Information given —
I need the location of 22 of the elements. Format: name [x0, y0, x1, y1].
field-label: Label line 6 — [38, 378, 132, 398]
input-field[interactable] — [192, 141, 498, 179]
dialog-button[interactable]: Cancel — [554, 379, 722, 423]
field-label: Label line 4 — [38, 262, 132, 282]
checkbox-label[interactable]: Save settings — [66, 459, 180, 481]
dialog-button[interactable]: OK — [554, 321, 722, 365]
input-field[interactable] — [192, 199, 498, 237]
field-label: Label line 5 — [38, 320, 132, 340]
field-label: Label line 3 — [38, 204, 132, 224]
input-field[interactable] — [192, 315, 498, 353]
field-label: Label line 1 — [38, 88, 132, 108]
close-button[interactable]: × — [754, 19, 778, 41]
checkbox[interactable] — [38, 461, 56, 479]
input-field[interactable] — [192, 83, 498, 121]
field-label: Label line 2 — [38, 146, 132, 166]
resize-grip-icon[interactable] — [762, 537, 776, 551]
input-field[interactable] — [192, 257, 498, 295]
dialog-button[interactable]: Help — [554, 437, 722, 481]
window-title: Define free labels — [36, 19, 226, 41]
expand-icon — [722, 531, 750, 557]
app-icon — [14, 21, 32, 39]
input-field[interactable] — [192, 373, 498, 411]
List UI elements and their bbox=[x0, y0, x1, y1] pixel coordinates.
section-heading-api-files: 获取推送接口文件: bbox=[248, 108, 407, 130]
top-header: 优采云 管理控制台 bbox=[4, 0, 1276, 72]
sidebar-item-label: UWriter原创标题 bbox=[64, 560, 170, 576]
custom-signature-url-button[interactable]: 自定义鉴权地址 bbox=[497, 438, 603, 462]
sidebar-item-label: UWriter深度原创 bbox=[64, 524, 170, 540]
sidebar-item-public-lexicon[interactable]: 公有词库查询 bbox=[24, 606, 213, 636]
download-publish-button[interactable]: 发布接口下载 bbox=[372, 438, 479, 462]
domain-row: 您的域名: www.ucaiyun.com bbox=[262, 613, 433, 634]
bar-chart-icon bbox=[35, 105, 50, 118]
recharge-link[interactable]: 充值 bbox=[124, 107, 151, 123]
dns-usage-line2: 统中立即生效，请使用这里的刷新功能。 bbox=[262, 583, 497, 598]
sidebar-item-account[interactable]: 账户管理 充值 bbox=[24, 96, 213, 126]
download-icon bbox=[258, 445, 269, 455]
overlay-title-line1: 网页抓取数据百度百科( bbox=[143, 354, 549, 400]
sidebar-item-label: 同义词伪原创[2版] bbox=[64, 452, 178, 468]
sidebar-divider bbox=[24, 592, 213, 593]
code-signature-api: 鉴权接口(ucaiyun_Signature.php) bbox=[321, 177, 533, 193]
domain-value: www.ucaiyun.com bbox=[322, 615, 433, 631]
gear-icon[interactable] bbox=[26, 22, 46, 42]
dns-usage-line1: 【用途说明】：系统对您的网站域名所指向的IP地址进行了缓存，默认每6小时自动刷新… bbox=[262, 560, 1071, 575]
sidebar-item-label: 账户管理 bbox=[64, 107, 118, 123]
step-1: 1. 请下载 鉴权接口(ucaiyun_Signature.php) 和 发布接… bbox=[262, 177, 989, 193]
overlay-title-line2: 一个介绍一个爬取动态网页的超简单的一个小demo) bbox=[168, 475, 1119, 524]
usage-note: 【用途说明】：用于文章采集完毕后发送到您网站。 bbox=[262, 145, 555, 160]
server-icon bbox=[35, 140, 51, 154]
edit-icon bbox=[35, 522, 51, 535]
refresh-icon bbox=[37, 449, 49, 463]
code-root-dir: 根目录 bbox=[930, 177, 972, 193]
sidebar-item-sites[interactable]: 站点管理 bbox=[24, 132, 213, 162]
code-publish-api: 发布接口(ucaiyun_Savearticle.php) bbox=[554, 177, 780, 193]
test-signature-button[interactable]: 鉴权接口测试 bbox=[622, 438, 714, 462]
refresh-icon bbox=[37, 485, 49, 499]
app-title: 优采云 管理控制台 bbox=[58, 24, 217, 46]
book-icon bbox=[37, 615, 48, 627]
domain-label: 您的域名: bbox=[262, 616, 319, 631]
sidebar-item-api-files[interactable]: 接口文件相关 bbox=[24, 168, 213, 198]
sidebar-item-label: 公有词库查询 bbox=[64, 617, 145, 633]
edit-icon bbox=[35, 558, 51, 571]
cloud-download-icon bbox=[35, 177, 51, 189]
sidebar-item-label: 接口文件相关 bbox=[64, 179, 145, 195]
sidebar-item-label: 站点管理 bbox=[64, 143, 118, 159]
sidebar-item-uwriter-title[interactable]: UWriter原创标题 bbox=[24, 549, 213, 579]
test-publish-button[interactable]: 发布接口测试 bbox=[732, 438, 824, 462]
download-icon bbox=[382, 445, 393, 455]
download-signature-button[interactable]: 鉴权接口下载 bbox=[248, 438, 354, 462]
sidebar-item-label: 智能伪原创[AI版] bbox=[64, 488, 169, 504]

Task prompt —
Reproduce all of the material above verbatim, line for line, with no changes.

Finished task —
I need the location of 22 of the elements. Format: name [x0, y0, x1, y1].
field-label: Label line 6 — [38, 378, 132, 398]
input-field[interactable] — [192, 141, 498, 179]
dialog-button[interactable]: Cancel — [554, 379, 722, 423]
field-label: Label line 4 — [38, 262, 132, 282]
checkbox-label[interactable]: Save settings — [66, 459, 180, 481]
dialog-button[interactable]: OK — [554, 321, 722, 365]
input-field[interactable] — [192, 199, 498, 237]
field-label: Label line 5 — [38, 320, 132, 340]
field-label: Label line 3 — [38, 204, 132, 224]
input-field[interactable] — [192, 315, 498, 353]
field-label: Label line 1 — [38, 88, 132, 108]
close-button[interactable]: × — [754, 19, 778, 41]
checkbox[interactable] — [38, 461, 56, 479]
input-field[interactable] — [192, 83, 498, 121]
field-label: Label line 2 — [38, 146, 132, 166]
resize-grip-icon[interactable] — [762, 537, 776, 551]
input-field[interactable] — [192, 257, 498, 295]
dialog-button[interactable]: Help — [554, 437, 722, 481]
window-title: Define free labels — [36, 19, 226, 41]
expand-icon — [722, 531, 750, 557]
app-icon — [14, 21, 32, 39]
input-field[interactable] — [192, 373, 498, 411]
List UI elements and their bbox=[x0, y0, x1, y1] pixel coordinates.
section-heading-api-files: 获取推送接口文件: bbox=[248, 108, 407, 130]
top-header: 优采云 管理控制台 bbox=[4, 0, 1276, 72]
sidebar-item-label: UWriter原创标题 bbox=[64, 560, 170, 576]
custom-signature-url-button[interactable]: 自定义鉴权地址 bbox=[497, 438, 603, 462]
sidebar-item-label: UWriter深度原创 bbox=[64, 524, 170, 540]
sidebar-item-public-lexicon[interactable]: 公有词库查询 bbox=[24, 606, 213, 636]
download-publish-button[interactable]: 发布接口下载 bbox=[372, 438, 479, 462]
domain-row: 您的域名: www.ucaiyun.com bbox=[262, 613, 433, 634]
bar-chart-icon bbox=[35, 105, 50, 118]
recharge-link[interactable]: 充值 bbox=[124, 107, 151, 123]
dns-usage-line2: 统中立即生效，请使用这里的刷新功能。 bbox=[262, 583, 497, 598]
sidebar-item-account[interactable]: 账户管理 充值 bbox=[24, 96, 213, 126]
download-icon bbox=[258, 445, 269, 455]
overlay-title-line1: 网页抓取数据百度百科( bbox=[143, 354, 549, 400]
sidebar-item-label: 同义词伪原创[2版] bbox=[64, 452, 178, 468]
sidebar-divider bbox=[24, 592, 213, 593]
code-signature-api: 鉴权接口(ucaiyun_Signature.php) bbox=[321, 177, 533, 193]
domain-value: www.ucaiyun.com bbox=[322, 615, 433, 631]
gear-icon[interactable] bbox=[26, 22, 46, 42]
dns-usage-line1: 【用途说明】：系统对您的网站域名所指向的IP地址进行了缓存，默认每6小时自动刷新… bbox=[262, 560, 1071, 575]
sidebar-item-label: 账户管理 bbox=[64, 107, 118, 123]
step-1: 1. 请下载 鉴权接口(ucaiyun_Signature.php) 和 发布接… bbox=[262, 177, 989, 193]
overlay-title-line2: 一个介绍一个爬取动态网页的超简单的一个小demo) bbox=[168, 475, 1119, 524]
usage-note: 【用途说明】：用于文章采集完毕后发送到您网站。 bbox=[262, 145, 555, 160]
server-icon bbox=[35, 140, 51, 154]
edit-icon bbox=[35, 522, 51, 535]
refresh-icon bbox=[37, 449, 49, 463]
code-root-dir: 根目录 bbox=[930, 177, 972, 193]
sidebar-item-sites[interactable]: 站点管理 bbox=[24, 132, 213, 162]
code-publish-api: 发布接口(ucaiyun_Savearticle.php) bbox=[554, 177, 780, 193]
test-signature-button[interactable]: 鉴权接口测试 bbox=[622, 438, 714, 462]
refresh-icon bbox=[37, 485, 49, 499]
app-title: 优采云 管理控制台 bbox=[58, 24, 217, 46]
book-icon bbox=[37, 615, 48, 627]
domain-label: 您的域名: bbox=[262, 616, 319, 631]
sidebar-item-api-files[interactable]: 接口文件相关 bbox=[24, 168, 213, 198]
sidebar-item-label: 公有词库查询 bbox=[64, 617, 145, 633]
edit-icon bbox=[35, 558, 51, 571]
cloud-download-icon bbox=[35, 177, 51, 189]
sidebar-item-label: 接口文件相关 bbox=[64, 179, 145, 195]
sidebar-item-label: 站点管理 bbox=[64, 143, 118, 159]
sidebar-item-uwriter-title[interactable]: UWriter原创标题 bbox=[24, 549, 213, 579]
test-publish-button[interactable]: 发布接口测试 bbox=[732, 438, 824, 462]
download-icon bbox=[382, 445, 393, 455]
download-signature-button[interactable]: 鉴权接口下载 bbox=[248, 438, 354, 462]
sidebar-item-label: 智能伪原创[AI版] bbox=[64, 488, 169, 504]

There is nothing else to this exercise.